>> Start Data listing

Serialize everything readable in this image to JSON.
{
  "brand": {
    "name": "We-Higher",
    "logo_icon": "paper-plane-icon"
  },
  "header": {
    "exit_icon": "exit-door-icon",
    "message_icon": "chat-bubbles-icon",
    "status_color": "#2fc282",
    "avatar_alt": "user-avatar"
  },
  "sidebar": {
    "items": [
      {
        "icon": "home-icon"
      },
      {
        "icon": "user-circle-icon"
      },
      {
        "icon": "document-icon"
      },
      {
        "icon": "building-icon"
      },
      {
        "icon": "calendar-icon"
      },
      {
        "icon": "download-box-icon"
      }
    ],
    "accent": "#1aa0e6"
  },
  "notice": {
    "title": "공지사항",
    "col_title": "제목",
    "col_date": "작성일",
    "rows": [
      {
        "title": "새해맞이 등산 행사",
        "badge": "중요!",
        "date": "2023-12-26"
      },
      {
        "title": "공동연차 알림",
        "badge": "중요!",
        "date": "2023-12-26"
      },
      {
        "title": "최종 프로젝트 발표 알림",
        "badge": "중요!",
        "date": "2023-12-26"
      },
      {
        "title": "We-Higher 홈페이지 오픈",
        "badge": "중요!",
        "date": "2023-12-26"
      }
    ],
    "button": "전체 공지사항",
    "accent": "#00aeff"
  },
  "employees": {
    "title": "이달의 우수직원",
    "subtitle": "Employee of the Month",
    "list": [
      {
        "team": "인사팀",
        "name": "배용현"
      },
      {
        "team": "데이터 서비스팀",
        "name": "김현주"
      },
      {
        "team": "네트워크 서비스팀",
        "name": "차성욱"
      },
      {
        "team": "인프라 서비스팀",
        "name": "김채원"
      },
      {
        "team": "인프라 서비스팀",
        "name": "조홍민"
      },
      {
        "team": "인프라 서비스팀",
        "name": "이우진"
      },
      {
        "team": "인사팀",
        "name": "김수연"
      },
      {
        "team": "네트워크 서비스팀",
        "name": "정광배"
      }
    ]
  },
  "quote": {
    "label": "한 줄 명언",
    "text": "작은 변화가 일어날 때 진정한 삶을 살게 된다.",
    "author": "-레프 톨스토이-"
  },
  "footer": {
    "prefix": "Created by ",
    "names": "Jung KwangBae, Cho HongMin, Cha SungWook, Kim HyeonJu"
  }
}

>> End Data listing

Aim:
Every record should be repeated exactly; please leave none out.

Task solution:
Serialize everything readable in this image to JSON.
{
  "brand": {
    "name": "We-Higher",
    "logo_icon": "paper-plane-icon"
  },
  "header": {
    "exit_icon": "exit-door-icon",
    "message_icon": "chat-bubbles-icon",
    "status_color": "#2fc282",
    "avatar_alt": "user-avatar"
  },
  "sidebar": {
    "items": [
      {
        "icon": "home-icon"
      },
      {
        "icon": "user-circle-icon"
      },
      {
        "icon": "document-icon"
      },
      {
        "icon": "building-icon"
      },
      {
        "icon": "calendar-icon"
      },
      {
        "icon": "download-box-icon"
      }
    ],
    "accent": "#1aa0e6"
  },
  "notice": {
    "title": "공지사항",
    "col_title": "제목",
    "col_date": "작성일",
    "rows": [
      {
        "title": "새해맞이 등산 행사",
        "badge": "중요!",
        "date": "2023-12-26"
      },
      {
        "title": "공동연차 알림",
        "badge": "중요!",
        "date": "2023-12-26"
      },
      {
        "title": "최종 프로젝트 발표 알림",
        "badge": "중요!",
        "date": "2023-12-26"
      },
      {
        "title": "We-Higher 홈페이지 오픈",
        "badge": "중요!",
        "date": "2023-12-26"
      }
    ],
    "button": "전체 공지사항",
    "accent": "#00aeff"
  },
  "employees": {
    "title": "이달의 우수직원",
    "subtitle": "Employee of the Month",
    "list": [
      {
        "team": "인사팀",
        "name": "배용현"
      },
      {
        "team": "데이터 서비스팀",
        "name": "김현주"
      },
      {
        "team": "네트워크 서비스팀",
        "name": "차성욱"
      },
      {
        "team": "인프라 서비스팀",
        "name": "김채원"
      },
      {
        "team": "인프라 서비스팀",
        "name": "조홍민"
      },
      {
        "team": "인프라 서비스팀",
        "name": "이우진"
      },
      {
        "team": "인사팀",
        "name": "김수연"
      },
      {
        "team": "네트워크 서비스팀",
        "name": "정광배"
      }
    ]
  },
  "quote": {
    "label": "한 줄 명언",
    "text": "작은 변화가 일어날 때 진정한 삶을 살게 된다.",
    "author": "-레프 톨스토이-"
  },
  "footer": {
    "prefix": "Created by ",
    "names": "Jung KwangBae, Cho HongMin, Cha SungWook, Kim HyeonJu"
  }
}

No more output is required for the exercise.